## PROBLEM TO WORK ON:
Below are entries. Pull out all lines containing "need".

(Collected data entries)
^^^^

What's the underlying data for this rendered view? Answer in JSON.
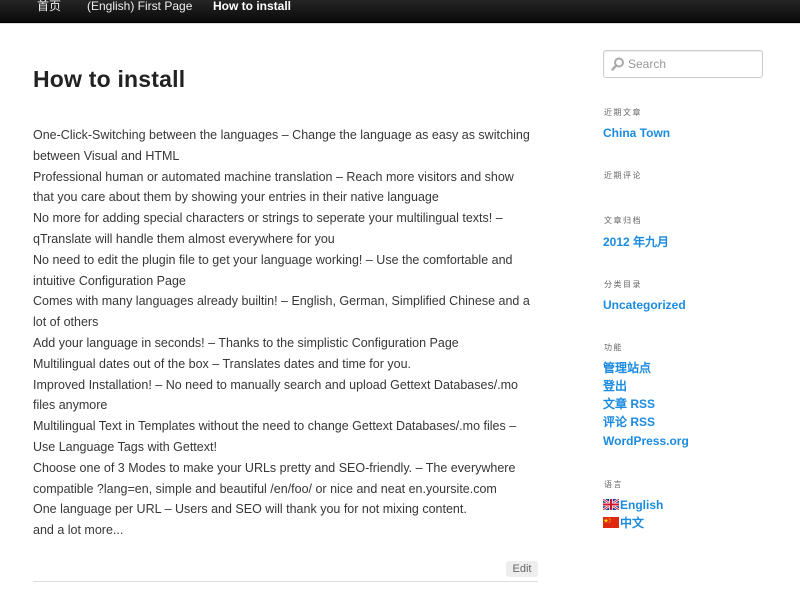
{
  "nav": {
    "items": [
      {
        "label": "首页"
      },
      {
        "label": "(English) First Page"
      },
      {
        "label": "How to install"
      }
    ]
  },
  "post": {
    "title": "How to install",
    "lines": [
      "One-Click-Switching between the languages – Change the language as easy as switching",
      "between Visual and HTML",
      "Professional human or automated machine translation – Reach more visitors and show",
      "that you care about them by showing your entries in their native language",
      "No more for adding special characters or strings to seperate your multilingual texts! –",
      "qTranslate will handle them almost everywhere for you",
      "No need to edit the plugin file to get your language working! – Use the comfortable and",
      "intuitive Configuration Page",
      "Comes with many languages already builtin! – English, German, Simplified Chinese and a",
      "lot of others",
      "Add your language in seconds! – Thanks to the simplistic Configuration Page",
      "Multilingual dates out of the box – Translates dates and time for you.",
      "Improved Installation! – No need to manually search and upload Gettext Databases/.mo",
      "files anymore",
      "Multilingual Text in Templates without the need to change Gettext Databases/.mo files –",
      "Use Language Tags with Gettext!",
      "Choose one of 3 Modes to make your URLs pretty and SEO-friendly. – The everywhere",
      "compatible ?lang=en, simple and beautiful /en/foo/ or nice and neat en.yoursite.com",
      "One language per URL – Users and SEO will thank you for not mixing content.",
      "and a lot more..."
    ],
    "edit_label": "Edit"
  },
  "sidebar": {
    "search_placeholder": "Search",
    "recent_posts": {
      "title": "近期文章",
      "items": [
        "China Town"
      ]
    },
    "recent_comments": {
      "title": "近期评论"
    },
    "archives": {
      "title": "文章归档",
      "items": [
        "2012 年九月"
      ]
    },
    "categories": {
      "title": "分类目录",
      "items": [
        "Uncategorized"
      ]
    },
    "meta": {
      "title": "功能",
      "items": [
        "管理站点",
        "登出",
        "文章 RSS",
        "评论 RSS",
        "WordPress.org"
      ]
    },
    "languages": {
      "title": "语言",
      "items": [
        "English",
        "中文"
      ]
    }
  },
  "colors": {
    "link": "#1b8be0",
    "nav_background": "#0a0a0a",
    "text": "#373737"
  }
}
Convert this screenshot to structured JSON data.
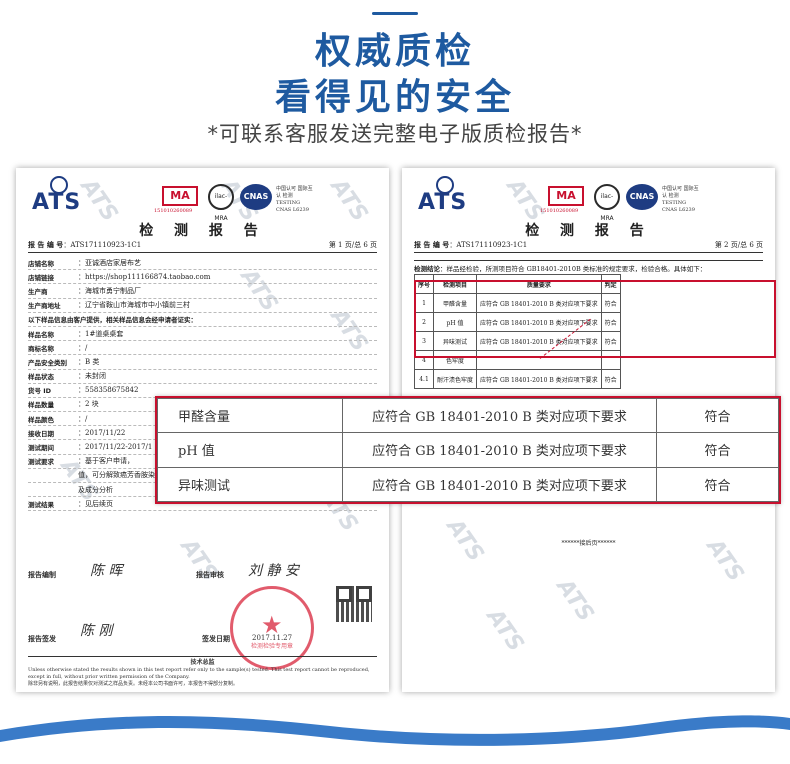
{
  "header": {
    "title_line1": "权威质检",
    "title_line2": "看得见的安全",
    "subtitle": "*可联系客服发送完整电子版质检报告*"
  },
  "colors": {
    "brand_blue": "#1e5aa0",
    "highlight_red": "#c8102e",
    "stamp_red": "#d8253b"
  },
  "logos": {
    "ats": "ATS",
    "ma": "MA",
    "ma_number": "151010260089",
    "ilac": "ilac-MRA",
    "cnas": "CNAS",
    "cnas_caption": "中国认可 国际互认 检测 TESTING CNAS L6239"
  },
  "watermark": "ATS",
  "report_left": {
    "title": "检 测 报 告",
    "report_no_label": "报 告 编 号",
    "report_no": "ATS171110923-1C1",
    "page": "第 1 页/总 6 页",
    "fields": [
      {
        "label": "店铺名称",
        "value": "：亚诚酒店家居布艺"
      },
      {
        "label": "店铺链接",
        "value": "：https://shop111166874.taobao.com"
      },
      {
        "label": "生产商",
        "value": "：海城市勇宁制品厂"
      },
      {
        "label": "生产商地址",
        "value": "：辽宁省鞍山市海城市中小镇前三村"
      },
      {
        "label": "以下样品信息由客户提供，相关样品信息会经申请者证实：",
        "value": "",
        "note": true
      },
      {
        "label": "样品名称",
        "value": "：1#道桌桌套"
      },
      {
        "label": "商标名称",
        "value": "：/"
      },
      {
        "label": "产品安全类别",
        "value": "：B 类"
      },
      {
        "label": "样品状态",
        "value": "：未封闭"
      },
      {
        "label": "货号 ID",
        "value": "：558358675842"
      },
      {
        "label": "样品数量",
        "value": "：2 块"
      },
      {
        "label": "样品颜色",
        "value": "：/"
      },
      {
        "label": "接收日期",
        "value": "：2017/11/22"
      },
      {
        "label": "测试期间",
        "value": "：2017/11/22-2017/1"
      },
      {
        "label": "测试要求",
        "value": "：基于客户申请，"
      },
      {
        "label": "",
        "value": "值，可分解致癌芳香胺染料，耐汗渍色牢度，耐水色牢度，耐干摩擦色牢度"
      },
      {
        "label": "",
        "value": "及成分分析"
      },
      {
        "label": "测试结果",
        "value": "：见后续页"
      }
    ],
    "report_maker_label": "报告编制",
    "reviewer_label": "报告审核",
    "approver_label": "报告签发",
    "issue_date_label": "签发日期",
    "signature_1": "陈 晖",
    "signature_2": "刘 静 安",
    "signature_3": "陈 刚",
    "stamp_text": "检测检验专用章",
    "stamp_date": "2017.11.27",
    "footer_title": "技术总监",
    "footer_en": "Unless otherwise stated the results shown in this test report refer only to the sample(s) tested. This test report cannot be reproduced, except in full, without prior written permission of the Company.",
    "footer_cn": "除非另有说明，此报告结果仅对测试之样品负责。未经本公司书面许可，本报告不得部分复制。"
  },
  "report_right": {
    "title": "检 测 报 告",
    "report_no_label": "报 告 编 号",
    "report_no": "ATS171110923-1C1",
    "page": "第 2 页/总 6 页",
    "conclusion_label": "检测结论",
    "conclusion_text": "样品经检验，所测项目符合 GB18401-2010B 类标准的规定要求，检验合格。具体如下：",
    "table_headers": [
      "序号",
      "检测项目",
      "质量要求",
      "判定"
    ],
    "table_rows": [
      [
        "1",
        "甲醛含量",
        "应符合 GB 18401-2010 B 类对应项下要求",
        "符合"
      ],
      [
        "2",
        "pH 值",
        "应符合 GB 18401-2010 B 类对应项下要求",
        "符合"
      ],
      [
        "3",
        "异味测试",
        "应符合 GB 18401-2010 B 类对应项下要求",
        "符合"
      ],
      [
        "4",
        "色牢度",
        "",
        ""
      ],
      [
        "4.1",
        "耐汗渍色牢度",
        "应符合 GB 18401-2010 B 类对应项下要求",
        "符合"
      ]
    ],
    "end_mark": "******接后页******"
  },
  "zoom_rows": [
    {
      "item": "甲醛含量",
      "requirement": "应符合 GB 18401-2010 B 类对应项下要求",
      "result": "符合"
    },
    {
      "item": "pH 值",
      "requirement": "应符合 GB 18401-2010 B 类对应项下要求",
      "result": "符合"
    },
    {
      "item": "异味测试",
      "requirement": "应符合 GB 18401-2010 B 类对应项下要求",
      "result": "符合"
    }
  ]
}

^^^^

## COMPLETE ANSWER:
      "No need to edit the plugin file to get your language working! – Use the comfortable and",
      "Improved Installation! – No need to manually search and upload Gettext Databases/.mo",
      "Multilingual Text in Templates without the need to change Gettext Databases/.mo files –",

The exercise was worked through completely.